● **YOUR INSTRUCTIONS**:
Transcribe the data in full and exactly, omitting any pictures.

● **DATA SHOWN**:
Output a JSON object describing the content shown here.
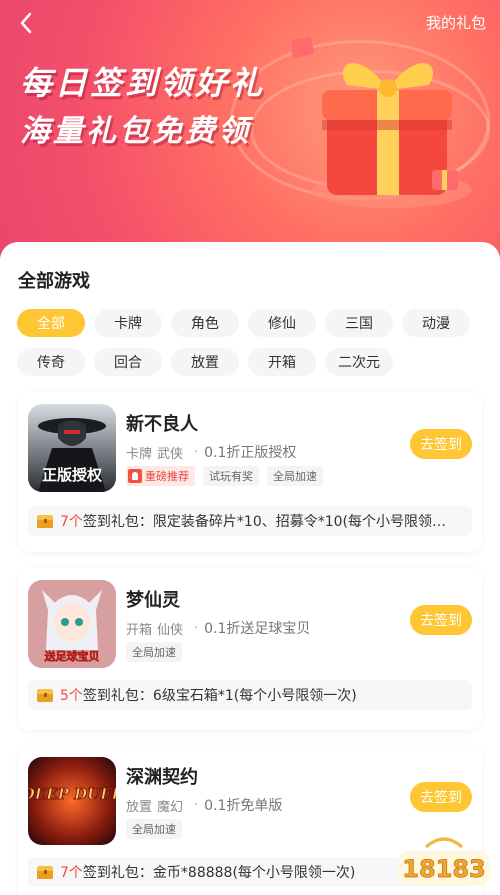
{
  "header": {
    "my_gifts": "我的礼包"
  },
  "banner": {
    "slogan_line1": "每日签到领好礼",
    "slogan_line2": "海量礼包免费领"
  },
  "section": {
    "title": "全部游戏"
  },
  "categories": [
    "全部",
    "卡牌",
    "角色",
    "修仙",
    "三国",
    "动漫",
    "传奇",
    "回合",
    "放置",
    "开箱",
    "二次元"
  ],
  "selected_category": "全部",
  "games": [
    {
      "name": "新不良人",
      "tag1": "卡牌",
      "tag2": "武侠",
      "desc": "0.1折正版授权",
      "badges": [
        "重磅推荐",
        "试玩有奖",
        "全局加速"
      ],
      "sign_label": "去签到",
      "gift_count": "7个",
      "gift_label": "签到礼包：",
      "gift_content": "限定装备碎片*10、招募令*10(每个小号限领…",
      "icon_text": "正版授权"
    },
    {
      "name": "梦仙灵",
      "tag1": "开箱",
      "tag2": "仙侠",
      "desc": "0.1折送足球宝贝",
      "badges": [
        "全局加速"
      ],
      "sign_label": "去签到",
      "gift_count": "5个",
      "gift_label": "签到礼包：",
      "gift_content": "6级宝石箱*1(每个小号限领一次)",
      "icon_text": "送足球宝贝"
    },
    {
      "name": "深渊契约",
      "tag1": "放置",
      "tag2": "魔幻",
      "desc": "0.1折免单版",
      "badges": [
        "全局加速"
      ],
      "sign_label": "去签到",
      "gift_count": "7个",
      "gift_label": "签到礼包：",
      "gift_content": "金币*88888(每个小号限领一次)",
      "icon_text": "DEEP DUEL"
    }
  ],
  "watermark": {
    "text": "18183"
  },
  "colors": {
    "accent": "#ffc633",
    "banner": "#f5506a",
    "gift_count": "#f04a3e"
  }
}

● **REPLY TO THE TASK**:
Output a JSON object describing the content shown here.
{
  "header": {
    "my_gifts": "我的礼包"
  },
  "banner": {
    "slogan_line1": "每日签到领好礼",
    "slogan_line2": "海量礼包免费领"
  },
  "section": {
    "title": "全部游戏"
  },
  "categories": [
    "全部",
    "卡牌",
    "角色",
    "修仙",
    "三国",
    "动漫",
    "传奇",
    "回合",
    "放置",
    "开箱",
    "二次元"
  ],
  "selected_category": "全部",
  "games": [
    {
      "name": "新不良人",
      "tag1": "卡牌",
      "tag2": "武侠",
      "desc": "0.1折正版授权",
      "badges": [
        "重磅推荐",
        "试玩有奖",
        "全局加速"
      ],
      "sign_label": "去签到",
      "gift_count": "7个",
      "gift_label": "签到礼包：",
      "gift_content": "限定装备碎片*10、招募令*10(每个小号限领…",
      "icon_text": "正版授权"
    },
    {
      "name": "梦仙灵",
      "tag1": "开箱",
      "tag2": "仙侠",
      "desc": "0.1折送足球宝贝",
      "badges": [
        "全局加速"
      ],
      "sign_label": "去签到",
      "gift_count": "5个",
      "gift_label": "签到礼包：",
      "gift_content": "6级宝石箱*1(每个小号限领一次)",
      "icon_text": "送足球宝贝"
    },
    {
      "name": "深渊契约",
      "tag1": "放置",
      "tag2": "魔幻",
      "desc": "0.1折免单版",
      "badges": [
        "全局加速"
      ],
      "sign_label": "去签到",
      "gift_count": "7个",
      "gift_label": "签到礼包：",
      "gift_content": "金币*88888(每个小号限领一次)",
      "icon_text": "DEEP DUEL"
    }
  ],
  "watermark": {
    "text": "18183"
  },
  "colors": {
    "accent": "#ffc633",
    "banner": "#f5506a",
    "gift_count": "#f04a3e"
  }
}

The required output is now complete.